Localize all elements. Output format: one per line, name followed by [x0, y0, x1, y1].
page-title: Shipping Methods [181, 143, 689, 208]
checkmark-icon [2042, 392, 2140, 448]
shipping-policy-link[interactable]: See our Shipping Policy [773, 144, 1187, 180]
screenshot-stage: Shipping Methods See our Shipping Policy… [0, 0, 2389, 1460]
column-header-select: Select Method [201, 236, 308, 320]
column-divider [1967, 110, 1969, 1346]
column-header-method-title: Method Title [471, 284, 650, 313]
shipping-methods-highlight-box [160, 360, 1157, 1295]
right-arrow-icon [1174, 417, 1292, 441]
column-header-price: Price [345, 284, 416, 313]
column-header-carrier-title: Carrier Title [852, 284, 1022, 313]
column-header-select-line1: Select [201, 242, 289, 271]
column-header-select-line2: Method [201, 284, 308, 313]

##############################

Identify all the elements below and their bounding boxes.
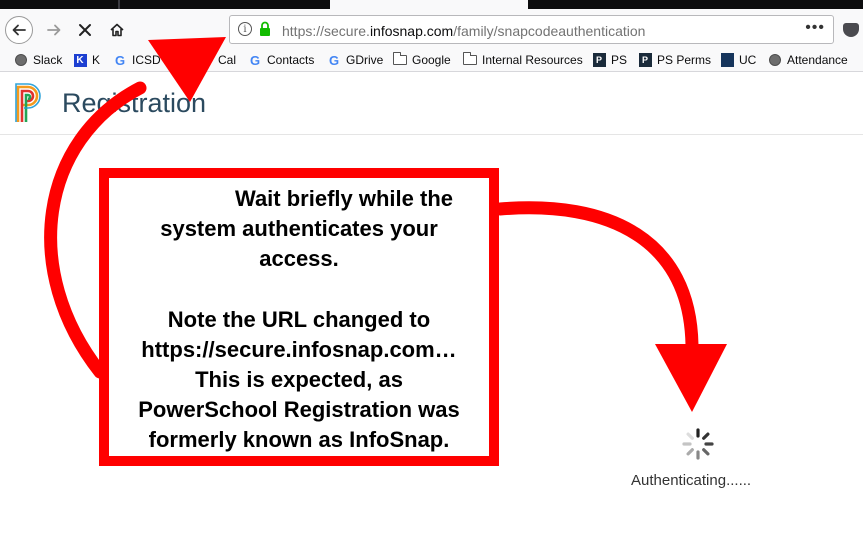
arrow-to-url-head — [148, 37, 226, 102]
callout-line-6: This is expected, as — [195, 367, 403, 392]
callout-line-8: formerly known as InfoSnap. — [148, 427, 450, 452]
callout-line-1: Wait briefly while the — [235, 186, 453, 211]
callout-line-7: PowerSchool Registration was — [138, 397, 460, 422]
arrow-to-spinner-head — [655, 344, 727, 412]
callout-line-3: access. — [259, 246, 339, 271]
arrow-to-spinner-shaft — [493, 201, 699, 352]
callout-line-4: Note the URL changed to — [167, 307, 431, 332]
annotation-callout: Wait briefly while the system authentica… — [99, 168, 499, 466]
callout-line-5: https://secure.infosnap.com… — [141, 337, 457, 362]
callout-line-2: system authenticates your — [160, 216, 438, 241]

##############################

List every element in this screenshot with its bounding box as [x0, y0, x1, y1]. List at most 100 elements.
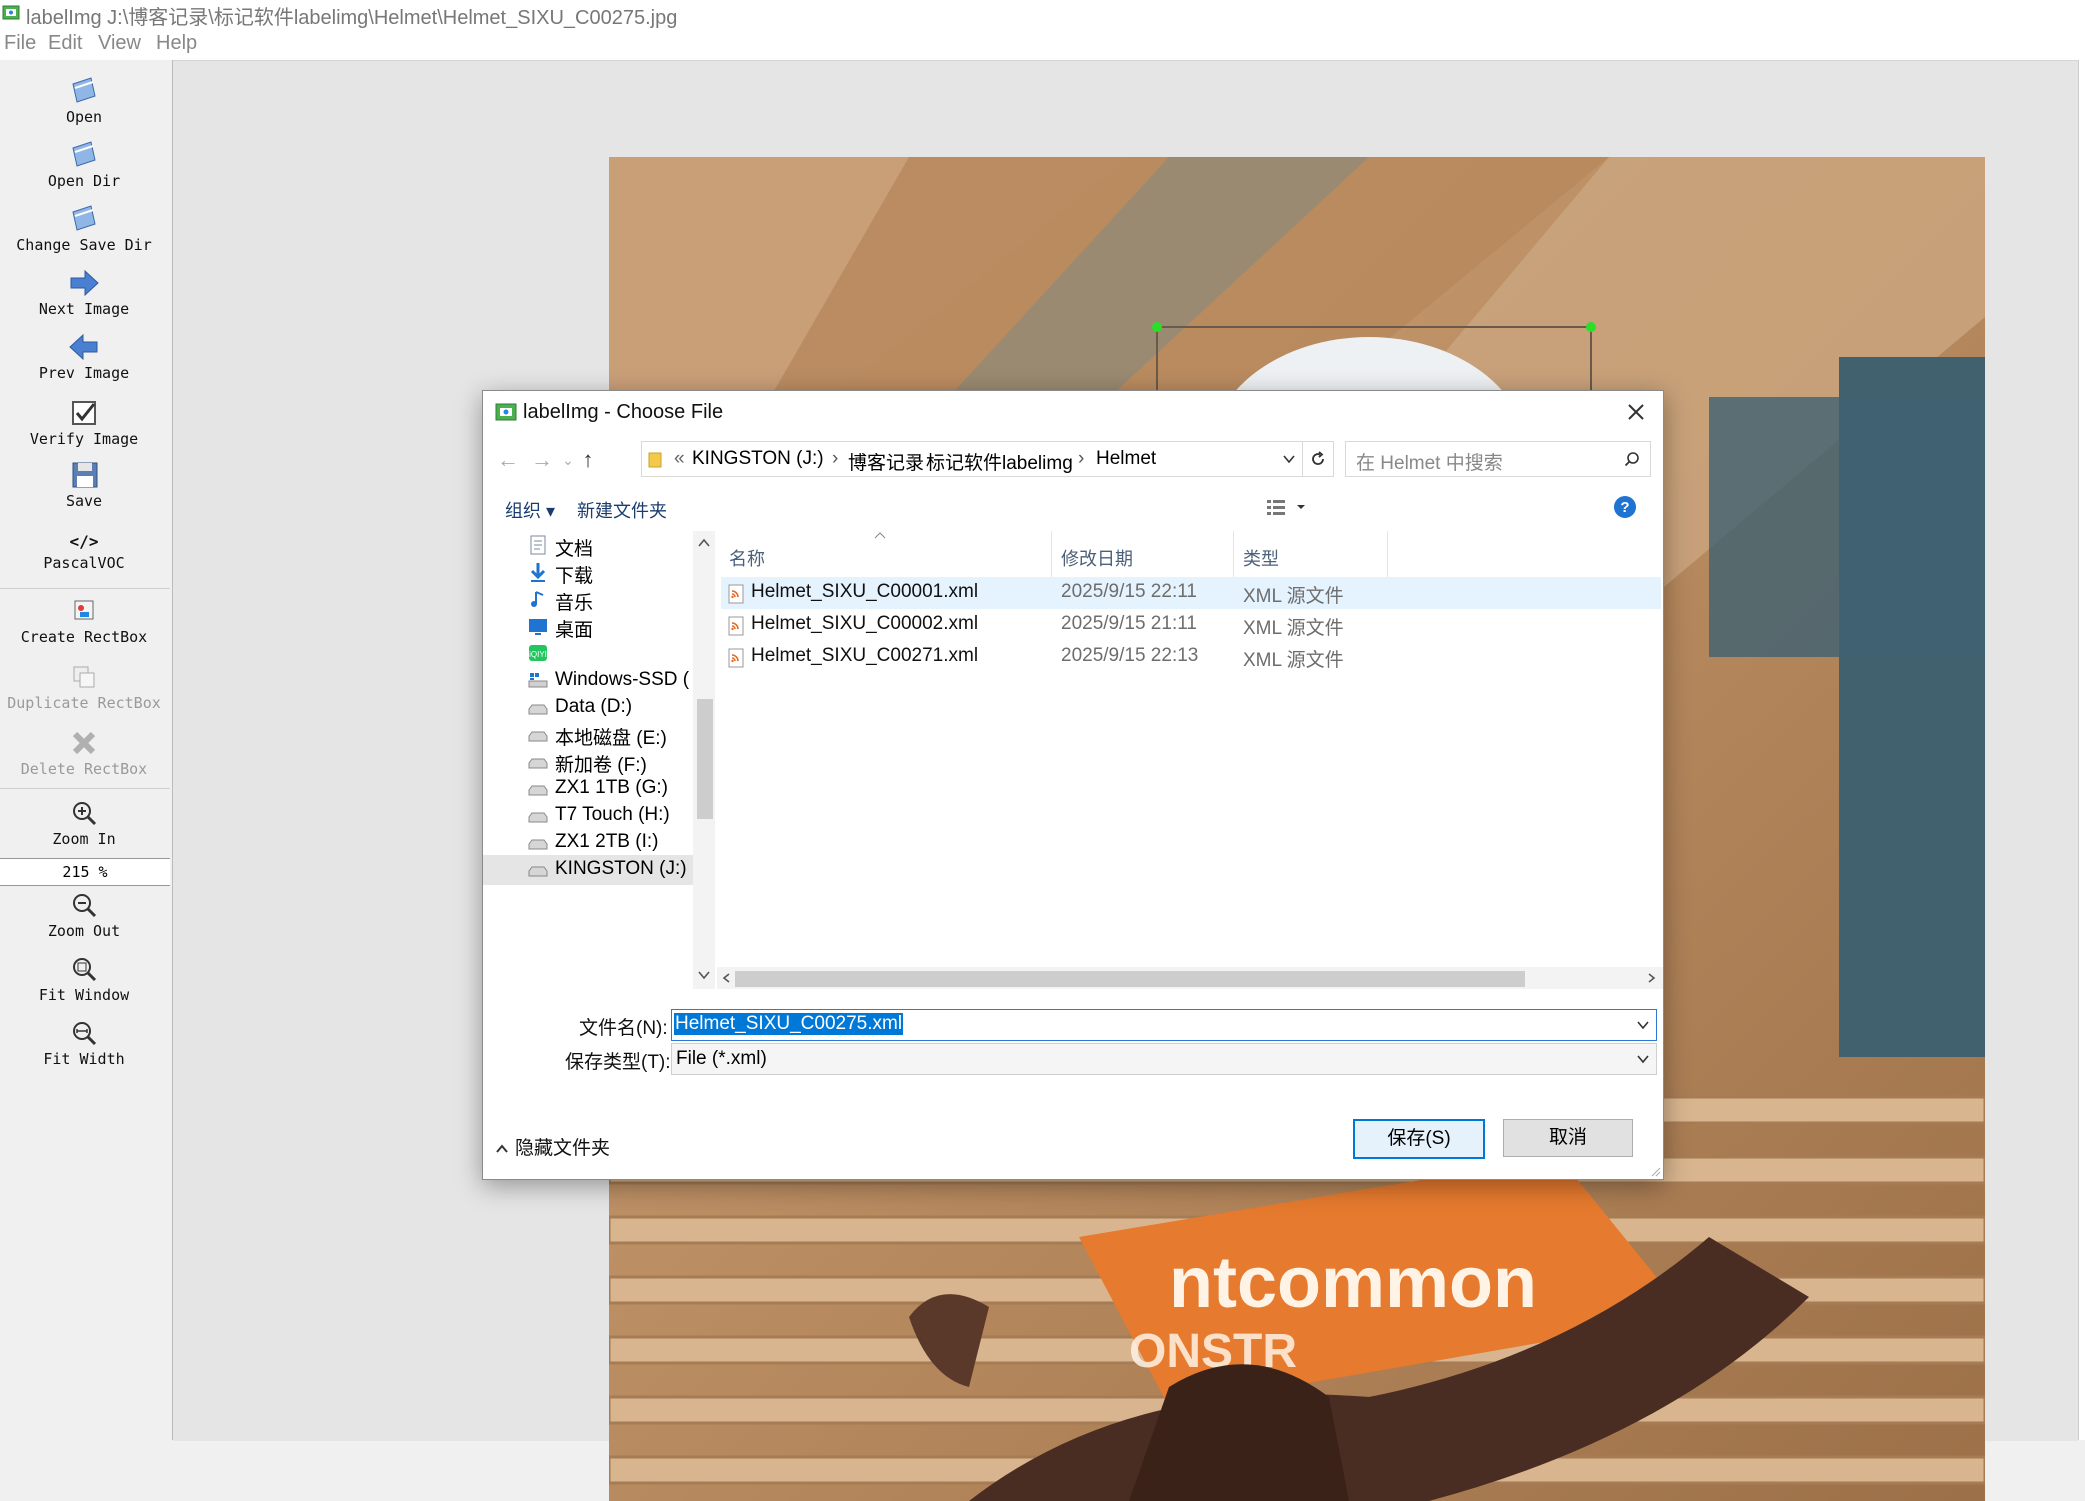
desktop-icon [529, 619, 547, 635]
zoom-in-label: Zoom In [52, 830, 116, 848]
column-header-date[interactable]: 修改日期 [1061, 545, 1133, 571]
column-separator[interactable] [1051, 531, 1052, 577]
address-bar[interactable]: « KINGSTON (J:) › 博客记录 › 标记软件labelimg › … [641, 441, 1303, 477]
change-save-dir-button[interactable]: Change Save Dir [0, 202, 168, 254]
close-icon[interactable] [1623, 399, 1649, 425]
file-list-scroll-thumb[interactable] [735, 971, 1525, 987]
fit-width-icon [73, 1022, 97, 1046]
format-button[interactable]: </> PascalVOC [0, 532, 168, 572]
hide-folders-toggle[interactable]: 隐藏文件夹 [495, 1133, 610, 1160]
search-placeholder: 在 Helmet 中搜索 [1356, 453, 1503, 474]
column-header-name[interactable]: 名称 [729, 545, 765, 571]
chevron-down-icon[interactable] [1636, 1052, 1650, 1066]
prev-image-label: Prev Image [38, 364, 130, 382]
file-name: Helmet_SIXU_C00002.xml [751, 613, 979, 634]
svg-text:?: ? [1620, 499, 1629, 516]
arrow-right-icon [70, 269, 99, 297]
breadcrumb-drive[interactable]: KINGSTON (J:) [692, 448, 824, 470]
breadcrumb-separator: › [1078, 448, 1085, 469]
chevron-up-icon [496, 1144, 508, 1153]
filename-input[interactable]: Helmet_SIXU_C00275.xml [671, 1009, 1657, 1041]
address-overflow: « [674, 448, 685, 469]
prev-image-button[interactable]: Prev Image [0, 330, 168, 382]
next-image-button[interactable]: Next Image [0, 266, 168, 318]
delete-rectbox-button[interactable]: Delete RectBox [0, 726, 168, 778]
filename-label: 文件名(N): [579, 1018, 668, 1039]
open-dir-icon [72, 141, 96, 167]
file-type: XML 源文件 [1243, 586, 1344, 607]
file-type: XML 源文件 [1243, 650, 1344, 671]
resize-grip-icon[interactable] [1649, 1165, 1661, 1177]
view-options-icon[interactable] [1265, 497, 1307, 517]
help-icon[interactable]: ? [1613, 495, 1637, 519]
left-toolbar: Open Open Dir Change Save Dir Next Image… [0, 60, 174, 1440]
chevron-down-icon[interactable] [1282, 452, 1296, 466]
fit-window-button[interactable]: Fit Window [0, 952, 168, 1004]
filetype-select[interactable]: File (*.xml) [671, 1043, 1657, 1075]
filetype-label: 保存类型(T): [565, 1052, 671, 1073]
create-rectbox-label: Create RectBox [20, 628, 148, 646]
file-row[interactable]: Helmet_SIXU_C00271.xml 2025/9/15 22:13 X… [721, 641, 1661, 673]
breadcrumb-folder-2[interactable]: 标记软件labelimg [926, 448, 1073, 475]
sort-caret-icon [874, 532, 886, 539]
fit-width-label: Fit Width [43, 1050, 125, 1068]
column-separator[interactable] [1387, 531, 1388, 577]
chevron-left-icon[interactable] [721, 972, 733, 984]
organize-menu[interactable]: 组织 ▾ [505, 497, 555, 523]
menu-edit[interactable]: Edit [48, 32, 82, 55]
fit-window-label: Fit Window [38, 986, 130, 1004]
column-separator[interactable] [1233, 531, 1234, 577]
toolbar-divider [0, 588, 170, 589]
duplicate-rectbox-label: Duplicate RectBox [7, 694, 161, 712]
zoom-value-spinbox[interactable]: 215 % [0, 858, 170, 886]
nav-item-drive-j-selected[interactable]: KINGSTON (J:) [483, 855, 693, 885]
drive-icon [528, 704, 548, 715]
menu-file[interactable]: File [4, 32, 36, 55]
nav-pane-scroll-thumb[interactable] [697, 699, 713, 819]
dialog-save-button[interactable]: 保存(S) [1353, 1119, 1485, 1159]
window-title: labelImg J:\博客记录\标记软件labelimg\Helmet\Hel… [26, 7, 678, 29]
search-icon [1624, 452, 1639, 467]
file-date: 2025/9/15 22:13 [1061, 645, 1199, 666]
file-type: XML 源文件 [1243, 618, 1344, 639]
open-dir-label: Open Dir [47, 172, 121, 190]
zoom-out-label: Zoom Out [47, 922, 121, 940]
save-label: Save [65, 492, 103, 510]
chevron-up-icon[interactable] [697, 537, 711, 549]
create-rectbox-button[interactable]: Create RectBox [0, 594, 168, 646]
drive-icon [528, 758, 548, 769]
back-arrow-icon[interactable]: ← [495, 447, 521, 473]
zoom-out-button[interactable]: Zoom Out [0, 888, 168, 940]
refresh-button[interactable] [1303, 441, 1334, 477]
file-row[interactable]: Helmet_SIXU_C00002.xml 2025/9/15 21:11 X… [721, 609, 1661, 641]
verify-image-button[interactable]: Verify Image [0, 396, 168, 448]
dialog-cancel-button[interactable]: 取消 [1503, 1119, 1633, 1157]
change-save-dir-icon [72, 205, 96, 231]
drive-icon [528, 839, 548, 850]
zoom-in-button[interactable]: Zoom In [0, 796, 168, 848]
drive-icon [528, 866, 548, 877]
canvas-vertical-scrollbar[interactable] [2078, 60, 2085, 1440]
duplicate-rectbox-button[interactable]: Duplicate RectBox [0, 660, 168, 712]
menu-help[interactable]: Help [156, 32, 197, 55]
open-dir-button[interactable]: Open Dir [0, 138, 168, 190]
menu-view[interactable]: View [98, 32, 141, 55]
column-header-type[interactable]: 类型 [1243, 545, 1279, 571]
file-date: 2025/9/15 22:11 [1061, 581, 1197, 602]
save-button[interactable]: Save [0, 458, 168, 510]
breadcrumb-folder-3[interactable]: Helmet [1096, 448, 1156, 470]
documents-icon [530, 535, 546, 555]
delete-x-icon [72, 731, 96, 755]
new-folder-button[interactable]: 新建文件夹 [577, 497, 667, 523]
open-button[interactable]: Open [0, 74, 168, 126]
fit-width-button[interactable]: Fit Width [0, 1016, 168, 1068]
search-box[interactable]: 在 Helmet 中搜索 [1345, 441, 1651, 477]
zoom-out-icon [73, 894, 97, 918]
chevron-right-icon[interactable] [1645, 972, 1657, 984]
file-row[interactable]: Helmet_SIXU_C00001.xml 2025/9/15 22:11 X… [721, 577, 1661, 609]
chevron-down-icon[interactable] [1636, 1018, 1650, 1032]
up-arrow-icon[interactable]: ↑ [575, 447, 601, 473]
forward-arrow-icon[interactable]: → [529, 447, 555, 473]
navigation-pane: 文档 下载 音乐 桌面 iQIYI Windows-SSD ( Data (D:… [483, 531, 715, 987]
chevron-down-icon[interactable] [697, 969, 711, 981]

##############################

The request: Copy out the items from the line containing "arrow-to-url-head — [148, 37, 226, 102]" through the line containing "callout-line-2: system authenticates", inclusive, keeping each line unchanged.

Completed exercise:
arrow-to-url-head — [148, 37, 226, 102]
callout-line-6: This is expected, as — [195, 367, 403, 392]
callout-line-8: formerly known as InfoSnap. — [148, 427, 450, 452]
callout-line-1: Wait briefly while the — [235, 186, 453, 211]
callout-line-7: PowerSchool Registration was — [138, 397, 460, 422]
arrow-to-spinner-head — [655, 344, 727, 412]
callout-line-3: access. — [259, 246, 339, 271]
arrow-to-spinner-shaft — [493, 201, 699, 352]
callout-line-4: Note the URL changed to — [167, 307, 431, 332]
annotation-callout: Wait briefly while the system authentica… — [99, 168, 499, 466]
callout-line-5: https://secure.infosnap.com… — [141, 337, 457, 362]
callout-line-2: system authenticates your — [160, 216, 438, 241]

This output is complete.